◆ TASK DETAILS
Locate each line of the material that contains "screenshot", then return it.

···

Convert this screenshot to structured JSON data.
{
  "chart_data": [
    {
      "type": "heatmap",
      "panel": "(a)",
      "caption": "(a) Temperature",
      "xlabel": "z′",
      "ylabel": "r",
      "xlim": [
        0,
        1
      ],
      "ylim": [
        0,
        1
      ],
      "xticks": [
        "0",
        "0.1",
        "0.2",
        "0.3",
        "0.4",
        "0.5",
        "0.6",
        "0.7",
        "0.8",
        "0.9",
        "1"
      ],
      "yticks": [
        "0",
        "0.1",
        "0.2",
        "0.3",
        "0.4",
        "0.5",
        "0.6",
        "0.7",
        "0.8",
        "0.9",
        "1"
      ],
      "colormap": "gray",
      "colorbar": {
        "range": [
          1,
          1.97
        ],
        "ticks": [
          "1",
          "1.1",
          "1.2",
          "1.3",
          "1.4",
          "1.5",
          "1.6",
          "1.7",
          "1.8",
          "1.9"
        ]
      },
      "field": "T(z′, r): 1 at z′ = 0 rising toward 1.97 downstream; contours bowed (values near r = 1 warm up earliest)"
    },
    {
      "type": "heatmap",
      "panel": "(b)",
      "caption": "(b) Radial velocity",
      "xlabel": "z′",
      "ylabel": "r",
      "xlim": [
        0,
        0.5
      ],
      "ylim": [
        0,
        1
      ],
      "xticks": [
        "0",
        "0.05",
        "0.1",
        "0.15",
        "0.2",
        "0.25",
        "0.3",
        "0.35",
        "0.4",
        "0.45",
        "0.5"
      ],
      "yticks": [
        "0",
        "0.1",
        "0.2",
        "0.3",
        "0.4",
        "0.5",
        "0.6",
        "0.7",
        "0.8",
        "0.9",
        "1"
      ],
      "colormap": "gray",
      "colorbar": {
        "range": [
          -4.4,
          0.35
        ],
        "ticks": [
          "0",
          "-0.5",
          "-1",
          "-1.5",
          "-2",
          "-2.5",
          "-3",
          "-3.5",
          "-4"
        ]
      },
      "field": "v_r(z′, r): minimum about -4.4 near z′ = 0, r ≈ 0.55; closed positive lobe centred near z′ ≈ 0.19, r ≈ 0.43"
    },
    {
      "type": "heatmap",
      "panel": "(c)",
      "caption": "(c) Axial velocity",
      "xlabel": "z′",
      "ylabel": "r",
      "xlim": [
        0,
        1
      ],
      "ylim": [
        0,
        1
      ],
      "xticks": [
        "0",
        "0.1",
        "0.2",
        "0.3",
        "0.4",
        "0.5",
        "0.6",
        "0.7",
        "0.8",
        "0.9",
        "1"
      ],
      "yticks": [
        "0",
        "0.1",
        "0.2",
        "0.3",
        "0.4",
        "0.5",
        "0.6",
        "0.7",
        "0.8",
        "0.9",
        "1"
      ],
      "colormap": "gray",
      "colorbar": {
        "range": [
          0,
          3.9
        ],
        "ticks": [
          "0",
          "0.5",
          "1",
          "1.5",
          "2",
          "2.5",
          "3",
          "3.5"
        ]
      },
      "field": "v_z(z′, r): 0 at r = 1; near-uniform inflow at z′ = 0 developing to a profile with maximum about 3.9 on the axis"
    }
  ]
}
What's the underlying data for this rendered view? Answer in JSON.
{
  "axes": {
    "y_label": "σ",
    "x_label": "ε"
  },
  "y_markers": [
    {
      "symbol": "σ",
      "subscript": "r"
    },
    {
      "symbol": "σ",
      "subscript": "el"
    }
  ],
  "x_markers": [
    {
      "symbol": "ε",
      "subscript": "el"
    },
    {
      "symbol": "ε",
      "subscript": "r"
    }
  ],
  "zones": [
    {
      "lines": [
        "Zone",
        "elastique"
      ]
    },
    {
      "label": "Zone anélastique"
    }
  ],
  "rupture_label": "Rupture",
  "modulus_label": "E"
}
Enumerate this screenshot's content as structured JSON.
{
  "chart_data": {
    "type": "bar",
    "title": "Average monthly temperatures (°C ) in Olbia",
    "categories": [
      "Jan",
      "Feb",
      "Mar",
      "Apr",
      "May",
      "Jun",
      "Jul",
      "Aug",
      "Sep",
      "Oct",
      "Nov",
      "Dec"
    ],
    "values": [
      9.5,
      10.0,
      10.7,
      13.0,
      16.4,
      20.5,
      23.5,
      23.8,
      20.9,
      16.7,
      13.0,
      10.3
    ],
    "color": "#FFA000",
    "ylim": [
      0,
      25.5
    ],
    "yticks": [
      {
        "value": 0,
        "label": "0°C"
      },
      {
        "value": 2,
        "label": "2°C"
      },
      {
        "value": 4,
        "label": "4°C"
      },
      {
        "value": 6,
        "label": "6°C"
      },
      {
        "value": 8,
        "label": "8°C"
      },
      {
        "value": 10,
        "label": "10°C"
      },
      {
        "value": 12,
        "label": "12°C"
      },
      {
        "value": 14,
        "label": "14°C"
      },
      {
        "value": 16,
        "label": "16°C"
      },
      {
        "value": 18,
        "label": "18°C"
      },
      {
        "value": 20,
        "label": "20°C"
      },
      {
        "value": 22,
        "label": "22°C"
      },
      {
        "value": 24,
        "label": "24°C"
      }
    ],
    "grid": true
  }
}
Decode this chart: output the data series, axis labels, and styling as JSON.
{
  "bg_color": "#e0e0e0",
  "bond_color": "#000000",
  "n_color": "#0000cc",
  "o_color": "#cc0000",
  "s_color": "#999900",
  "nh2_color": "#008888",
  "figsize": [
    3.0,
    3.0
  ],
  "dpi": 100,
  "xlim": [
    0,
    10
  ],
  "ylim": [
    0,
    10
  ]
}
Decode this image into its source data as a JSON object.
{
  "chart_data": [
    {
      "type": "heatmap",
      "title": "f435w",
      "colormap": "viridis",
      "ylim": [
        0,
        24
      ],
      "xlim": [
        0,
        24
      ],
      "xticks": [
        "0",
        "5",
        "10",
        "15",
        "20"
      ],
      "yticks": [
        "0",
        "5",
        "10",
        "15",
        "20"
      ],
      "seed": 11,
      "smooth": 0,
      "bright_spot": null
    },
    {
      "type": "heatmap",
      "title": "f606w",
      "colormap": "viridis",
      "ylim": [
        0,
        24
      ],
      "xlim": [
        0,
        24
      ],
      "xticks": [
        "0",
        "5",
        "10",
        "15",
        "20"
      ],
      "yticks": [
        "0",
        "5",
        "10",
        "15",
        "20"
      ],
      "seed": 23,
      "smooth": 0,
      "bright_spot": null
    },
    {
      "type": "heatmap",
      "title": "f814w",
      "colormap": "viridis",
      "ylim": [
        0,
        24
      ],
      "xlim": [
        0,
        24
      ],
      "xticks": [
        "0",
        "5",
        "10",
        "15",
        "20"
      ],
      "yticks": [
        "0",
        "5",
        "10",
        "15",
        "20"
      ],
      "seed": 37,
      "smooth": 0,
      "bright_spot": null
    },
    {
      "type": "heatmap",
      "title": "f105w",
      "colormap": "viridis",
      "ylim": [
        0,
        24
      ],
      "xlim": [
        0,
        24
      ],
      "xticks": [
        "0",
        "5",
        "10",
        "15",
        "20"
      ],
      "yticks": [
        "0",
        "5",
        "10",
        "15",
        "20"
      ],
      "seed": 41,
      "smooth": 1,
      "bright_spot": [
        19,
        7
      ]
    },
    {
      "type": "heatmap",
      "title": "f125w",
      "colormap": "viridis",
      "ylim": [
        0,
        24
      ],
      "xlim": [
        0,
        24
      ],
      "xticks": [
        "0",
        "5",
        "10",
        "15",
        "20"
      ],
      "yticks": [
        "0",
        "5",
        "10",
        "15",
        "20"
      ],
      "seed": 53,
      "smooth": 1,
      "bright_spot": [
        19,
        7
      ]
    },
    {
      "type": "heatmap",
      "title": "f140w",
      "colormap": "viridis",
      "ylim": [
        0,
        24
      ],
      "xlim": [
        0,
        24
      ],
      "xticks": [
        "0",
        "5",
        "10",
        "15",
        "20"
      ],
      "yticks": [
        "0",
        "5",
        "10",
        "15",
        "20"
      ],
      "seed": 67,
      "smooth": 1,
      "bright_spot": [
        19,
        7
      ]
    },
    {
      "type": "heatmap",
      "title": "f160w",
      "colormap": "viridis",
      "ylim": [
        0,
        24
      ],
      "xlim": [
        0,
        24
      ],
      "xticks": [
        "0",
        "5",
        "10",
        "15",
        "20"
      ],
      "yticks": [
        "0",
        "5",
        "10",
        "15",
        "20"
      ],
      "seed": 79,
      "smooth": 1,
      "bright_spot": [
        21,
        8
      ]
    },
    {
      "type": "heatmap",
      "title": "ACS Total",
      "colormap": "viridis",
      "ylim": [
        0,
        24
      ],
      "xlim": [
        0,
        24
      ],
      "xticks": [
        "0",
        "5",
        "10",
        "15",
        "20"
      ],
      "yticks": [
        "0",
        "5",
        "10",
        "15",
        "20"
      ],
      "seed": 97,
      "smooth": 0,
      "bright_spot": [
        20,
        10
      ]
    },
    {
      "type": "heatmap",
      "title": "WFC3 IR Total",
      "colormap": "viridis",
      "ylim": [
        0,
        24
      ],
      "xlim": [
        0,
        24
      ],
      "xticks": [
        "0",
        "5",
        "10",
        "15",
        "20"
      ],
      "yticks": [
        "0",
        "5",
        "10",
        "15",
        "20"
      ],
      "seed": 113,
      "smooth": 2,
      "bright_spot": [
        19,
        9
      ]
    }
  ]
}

···

◆ WORKED ANSWER
Convert this screenshot to structured JSON data.
Enumerate this screenshot's content as structured JSON.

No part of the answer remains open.